* **WORK TO BE COMPLETED**
Scan the records and identify every line in which the string "quarantena" occurs, then return those lines.

* **SUPPLIED RECORDS**
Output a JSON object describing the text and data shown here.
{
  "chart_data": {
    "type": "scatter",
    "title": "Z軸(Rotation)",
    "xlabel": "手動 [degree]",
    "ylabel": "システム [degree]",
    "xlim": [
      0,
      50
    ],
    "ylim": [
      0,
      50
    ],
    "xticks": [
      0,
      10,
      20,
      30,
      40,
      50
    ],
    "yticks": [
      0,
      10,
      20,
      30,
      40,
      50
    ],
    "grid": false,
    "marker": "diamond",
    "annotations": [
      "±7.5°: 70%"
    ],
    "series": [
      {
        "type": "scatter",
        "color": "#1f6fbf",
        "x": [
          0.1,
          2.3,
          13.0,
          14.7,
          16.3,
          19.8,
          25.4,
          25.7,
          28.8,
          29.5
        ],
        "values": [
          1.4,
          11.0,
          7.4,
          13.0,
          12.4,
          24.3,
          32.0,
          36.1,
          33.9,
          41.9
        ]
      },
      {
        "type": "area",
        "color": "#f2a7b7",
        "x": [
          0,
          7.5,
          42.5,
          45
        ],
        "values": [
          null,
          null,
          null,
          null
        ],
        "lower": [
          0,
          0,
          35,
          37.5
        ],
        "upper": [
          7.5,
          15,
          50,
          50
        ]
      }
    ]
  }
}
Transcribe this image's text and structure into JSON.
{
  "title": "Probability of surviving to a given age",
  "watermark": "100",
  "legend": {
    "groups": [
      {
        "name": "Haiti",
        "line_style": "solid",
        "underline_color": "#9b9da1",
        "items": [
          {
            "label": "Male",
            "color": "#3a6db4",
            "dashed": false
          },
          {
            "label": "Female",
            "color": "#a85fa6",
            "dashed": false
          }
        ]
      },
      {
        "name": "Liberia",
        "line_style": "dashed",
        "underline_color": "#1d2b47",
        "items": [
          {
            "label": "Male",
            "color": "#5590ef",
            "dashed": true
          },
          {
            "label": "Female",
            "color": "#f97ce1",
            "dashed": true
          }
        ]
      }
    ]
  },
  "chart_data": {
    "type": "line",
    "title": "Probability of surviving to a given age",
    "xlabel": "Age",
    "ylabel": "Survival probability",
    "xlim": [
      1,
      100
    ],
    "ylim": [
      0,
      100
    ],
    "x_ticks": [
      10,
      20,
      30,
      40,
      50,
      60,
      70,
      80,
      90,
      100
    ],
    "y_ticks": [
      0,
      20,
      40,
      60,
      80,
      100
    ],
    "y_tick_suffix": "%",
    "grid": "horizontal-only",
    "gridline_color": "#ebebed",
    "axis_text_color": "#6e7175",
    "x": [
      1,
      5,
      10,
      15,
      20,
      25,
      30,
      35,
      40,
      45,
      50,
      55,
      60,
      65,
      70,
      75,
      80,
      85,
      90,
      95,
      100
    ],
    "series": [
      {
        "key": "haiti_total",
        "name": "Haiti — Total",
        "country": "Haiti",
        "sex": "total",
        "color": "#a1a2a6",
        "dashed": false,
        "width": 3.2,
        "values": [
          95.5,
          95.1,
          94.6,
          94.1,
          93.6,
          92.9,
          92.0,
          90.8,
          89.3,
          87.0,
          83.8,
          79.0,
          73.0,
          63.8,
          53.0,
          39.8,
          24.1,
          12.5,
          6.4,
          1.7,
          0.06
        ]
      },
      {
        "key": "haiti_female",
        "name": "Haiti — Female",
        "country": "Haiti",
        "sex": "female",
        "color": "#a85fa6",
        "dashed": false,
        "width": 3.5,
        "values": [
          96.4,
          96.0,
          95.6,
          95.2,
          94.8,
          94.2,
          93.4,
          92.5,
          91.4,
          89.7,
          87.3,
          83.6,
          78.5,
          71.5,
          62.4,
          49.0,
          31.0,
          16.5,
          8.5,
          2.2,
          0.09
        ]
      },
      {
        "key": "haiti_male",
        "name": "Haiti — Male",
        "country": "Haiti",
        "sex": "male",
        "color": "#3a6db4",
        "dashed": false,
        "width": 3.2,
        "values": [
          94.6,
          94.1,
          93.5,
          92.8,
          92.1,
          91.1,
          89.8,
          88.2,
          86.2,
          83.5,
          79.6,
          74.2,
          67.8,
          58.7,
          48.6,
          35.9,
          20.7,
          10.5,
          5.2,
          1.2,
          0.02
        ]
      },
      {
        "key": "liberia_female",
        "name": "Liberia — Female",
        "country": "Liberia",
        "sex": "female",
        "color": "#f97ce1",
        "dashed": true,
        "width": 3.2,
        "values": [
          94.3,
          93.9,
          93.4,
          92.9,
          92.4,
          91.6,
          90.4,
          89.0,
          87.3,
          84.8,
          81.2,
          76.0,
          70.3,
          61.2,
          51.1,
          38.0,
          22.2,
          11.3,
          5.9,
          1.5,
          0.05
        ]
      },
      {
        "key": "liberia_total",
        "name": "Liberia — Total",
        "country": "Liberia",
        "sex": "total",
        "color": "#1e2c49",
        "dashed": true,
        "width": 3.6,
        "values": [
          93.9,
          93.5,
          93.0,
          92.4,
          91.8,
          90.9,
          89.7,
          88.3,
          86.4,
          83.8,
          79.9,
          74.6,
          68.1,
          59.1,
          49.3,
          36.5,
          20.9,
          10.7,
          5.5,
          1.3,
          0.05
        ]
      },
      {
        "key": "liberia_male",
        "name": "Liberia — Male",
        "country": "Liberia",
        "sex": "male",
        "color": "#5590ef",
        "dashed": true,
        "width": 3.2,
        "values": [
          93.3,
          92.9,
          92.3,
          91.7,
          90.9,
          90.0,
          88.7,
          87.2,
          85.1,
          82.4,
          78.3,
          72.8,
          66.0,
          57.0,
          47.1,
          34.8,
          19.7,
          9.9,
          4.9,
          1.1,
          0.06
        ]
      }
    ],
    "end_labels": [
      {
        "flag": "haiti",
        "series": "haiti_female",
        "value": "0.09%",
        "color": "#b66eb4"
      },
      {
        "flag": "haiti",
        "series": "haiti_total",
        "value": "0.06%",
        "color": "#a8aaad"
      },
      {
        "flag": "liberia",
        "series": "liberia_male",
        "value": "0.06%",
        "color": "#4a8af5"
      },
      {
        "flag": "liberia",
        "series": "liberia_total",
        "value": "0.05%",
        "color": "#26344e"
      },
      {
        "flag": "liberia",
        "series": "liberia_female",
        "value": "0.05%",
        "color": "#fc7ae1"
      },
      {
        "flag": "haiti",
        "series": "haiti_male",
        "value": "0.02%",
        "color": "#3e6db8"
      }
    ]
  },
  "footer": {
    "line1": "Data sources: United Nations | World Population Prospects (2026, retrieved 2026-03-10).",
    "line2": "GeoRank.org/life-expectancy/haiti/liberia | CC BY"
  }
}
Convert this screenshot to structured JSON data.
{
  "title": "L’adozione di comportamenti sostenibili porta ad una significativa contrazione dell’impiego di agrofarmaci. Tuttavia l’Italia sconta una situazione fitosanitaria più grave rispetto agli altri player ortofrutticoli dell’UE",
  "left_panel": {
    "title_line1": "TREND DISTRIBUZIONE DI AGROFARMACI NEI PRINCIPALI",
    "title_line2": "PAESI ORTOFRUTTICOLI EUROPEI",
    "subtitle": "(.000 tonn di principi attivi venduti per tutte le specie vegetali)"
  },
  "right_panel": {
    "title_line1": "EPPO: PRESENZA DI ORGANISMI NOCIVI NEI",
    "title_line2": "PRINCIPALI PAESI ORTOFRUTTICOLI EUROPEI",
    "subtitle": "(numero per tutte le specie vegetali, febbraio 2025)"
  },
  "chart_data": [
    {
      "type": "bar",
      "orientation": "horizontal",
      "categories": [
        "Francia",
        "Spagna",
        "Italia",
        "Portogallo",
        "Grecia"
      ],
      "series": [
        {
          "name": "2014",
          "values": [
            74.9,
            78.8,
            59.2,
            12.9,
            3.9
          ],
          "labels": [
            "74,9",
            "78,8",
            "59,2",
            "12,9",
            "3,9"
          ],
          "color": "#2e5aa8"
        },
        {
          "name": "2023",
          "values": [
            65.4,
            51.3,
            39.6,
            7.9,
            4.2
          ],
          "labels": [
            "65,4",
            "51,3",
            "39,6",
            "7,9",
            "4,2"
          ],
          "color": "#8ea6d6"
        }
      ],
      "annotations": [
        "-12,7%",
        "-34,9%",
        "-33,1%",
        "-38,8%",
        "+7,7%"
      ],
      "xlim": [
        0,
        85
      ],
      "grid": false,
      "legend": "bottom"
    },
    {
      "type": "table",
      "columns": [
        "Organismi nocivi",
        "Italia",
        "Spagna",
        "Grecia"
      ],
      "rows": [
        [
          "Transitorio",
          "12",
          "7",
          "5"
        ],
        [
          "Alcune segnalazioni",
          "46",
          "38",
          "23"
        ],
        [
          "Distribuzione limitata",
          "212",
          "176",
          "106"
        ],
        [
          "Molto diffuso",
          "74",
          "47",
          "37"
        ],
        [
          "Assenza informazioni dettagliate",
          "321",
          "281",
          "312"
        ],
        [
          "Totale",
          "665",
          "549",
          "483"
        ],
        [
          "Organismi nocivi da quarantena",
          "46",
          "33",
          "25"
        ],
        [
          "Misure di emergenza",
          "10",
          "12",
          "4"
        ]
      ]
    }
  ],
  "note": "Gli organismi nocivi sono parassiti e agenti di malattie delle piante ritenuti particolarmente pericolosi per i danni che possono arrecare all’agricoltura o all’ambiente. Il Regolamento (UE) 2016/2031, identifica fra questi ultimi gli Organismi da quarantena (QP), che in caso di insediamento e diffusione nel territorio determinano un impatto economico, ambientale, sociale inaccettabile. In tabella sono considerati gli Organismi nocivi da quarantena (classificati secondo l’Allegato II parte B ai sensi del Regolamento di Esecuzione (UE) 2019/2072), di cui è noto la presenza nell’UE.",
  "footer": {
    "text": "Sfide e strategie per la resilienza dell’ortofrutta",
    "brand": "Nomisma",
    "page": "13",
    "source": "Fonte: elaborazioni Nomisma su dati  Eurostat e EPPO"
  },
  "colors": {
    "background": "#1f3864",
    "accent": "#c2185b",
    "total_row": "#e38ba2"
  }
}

* **TASK ANSWER**
          "Organismi nocivi da quarantena",
  "note": "Gli organismi nocivi sono parassiti e agenti di malattie delle piante ritenuti particolarmente pericolosi per i danni che possono arrecare all’agricoltura o all’ambiente. Il Regolamento (UE) 2016/2031, identifica fra questi ultimi gli Organismi da quarantena (QP), che in caso di insediamento e diffusione nel territorio determinano un impatto economico, ambientale, sociale inaccettabile. In tabella sono considerati gli Organismi nocivi da quarantena (classificati secondo l’Allegato II parte B ai sensi del Regolamento di Esecuzione (UE) 2019/2072), di cui è noto la presenza nell’UE.",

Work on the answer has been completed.